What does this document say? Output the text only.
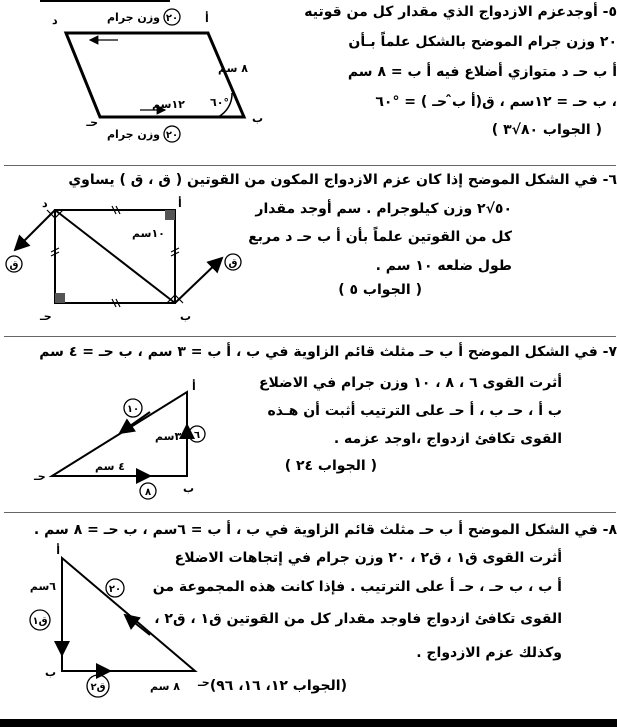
٥- أوجدعزم الازدواج الذي مقدار كل من قوتيه
٢٠ وزن جرام الموضح بالشكل علماً بـأن
أ ب حـ د متوازي أضلاع فيه أ ب = ٨ سم
، ب حـ = ١٢سم ، ق(أ ب̂ حـ ) = °٦٠
( الجواب ٨٠√٣ )
٢٠
٢٠
وزن جرام
وزن جرام
أ
ب
حـ
د
٨ سم
١٢سم ٦٠°
٦- في الشكل الموضح إذا كان عزم الازدواج المكون من القوتين ( ق ، ق ) يساوي
٥٠√٢ وزن كيلوجرام . سم أوجد مقدار
كل من القوتين علماً بأن أ ب حـ د مربع
طول ضلعه ١٠ سم .
( الجواب ٥ )
أ
ب
حـ
د
١٠سم
ق	ق
٧- في الشكل الموضح أ ب حـ مثلث قائم الزاوية في ب ، أ ب = ٣ سم ، ب حـ = ٤ سم
أثرت القوى ٦ ، ٨ ، ١٠ وزن جرام في الاضلاع
ب أ ، حـ ب ، أ حـ على الترتيب أثبت أن هـذه
القوى تكافئ ازدواج ،اوجد عزمه .
( الجواب ٢٤ )
أ
ب
حـ
٣سم
٤ سم
٦
٨
١٠
٨- في الشكل الموضح أ ب حـ مثلث قائم الزاوية في ب ، أ ب = ٦سم ، ب حـ = ٨ سم .
أثرت القوى ق١ ، ق٢ ، ٢٠ وزن جرام في إتجاهات الاضلاع
أ ب ، ب حـ ، حـ أ على الترتيب . فإذا كانت هذه المجموعة من
القوى تكافئ ازدواج فاوجد مقدار كل من القوتين ق١ ، ق٢ ،
وكذلك عزم الازدواج .
(الجواب ١٢، ١٦، ٩٦)
أ
ب
حـ
٦سم
٨ سم
ق١
ق٢
٢٠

PROBLEM REQUIREMENTS >> All the records above need to be given again word for word. Skip the pictures.

WRITTEN REPLY >>
What does this document say? Output the text only.
٥- أوجدعزم الازدواج الذي مقدار كل من قوتيه
٢٠ وزن جرام الموضح بالشكل علماً بـأن
أ ب حـ د متوازي أضلاع فيه أ ب = ٨ سم
، ب حـ = ١٢سم ، ق(أ ب̂ حـ ) = °٦٠
( الجواب ٨٠√٣ )
٢٠
٢٠
وزن جرام
وزن جرام
أ
ب
حـ
د
٨ سم
١٢سم ٦٠°
٦- في الشكل الموضح إذا كان عزم الازدواج المكون من القوتين ( ق ، ق ) يساوي
٥٠√٢ وزن كيلوجرام . سم أوجد مقدار
كل من القوتين علماً بأن أ ب حـ د مربع
طول ضلعه ١٠ سم .
( الجواب ٥ )
أ
ب
حـ
د
١٠سم
ق	ق
٧- في الشكل الموضح أ ب حـ مثلث قائم الزاوية في ب ، أ ب = ٣ سم ، ب حـ = ٤ سم
أثرت القوى ٦ ، ٨ ، ١٠ وزن جرام في الاضلاع
ب أ ، حـ ب ، أ حـ على الترتيب أثبت أن هـذه
القوى تكافئ ازدواج ،اوجد عزمه .
( الجواب ٢٤ )
أ
ب
حـ
٣سم
٤ سم
٦
٨
١٠
٨- في الشكل الموضح أ ب حـ مثلث قائم الزاوية في ب ، أ ب = ٦سم ، ب حـ = ٨ سم .
أثرت القوى ق١ ، ق٢ ، ٢٠ وزن جرام في إتجاهات الاضلاع
أ ب ، ب حـ ، حـ أ على الترتيب . فإذا كانت هذه المجموعة من
القوى تكافئ ازدواج فاوجد مقدار كل من القوتين ق١ ، ق٢ ،
وكذلك عزم الازدواج .
(الجواب ١٢، ١٦، ٩٦)
أ
ب
حـ
٦سم
٨ سم
ق١
ق٢
٢٠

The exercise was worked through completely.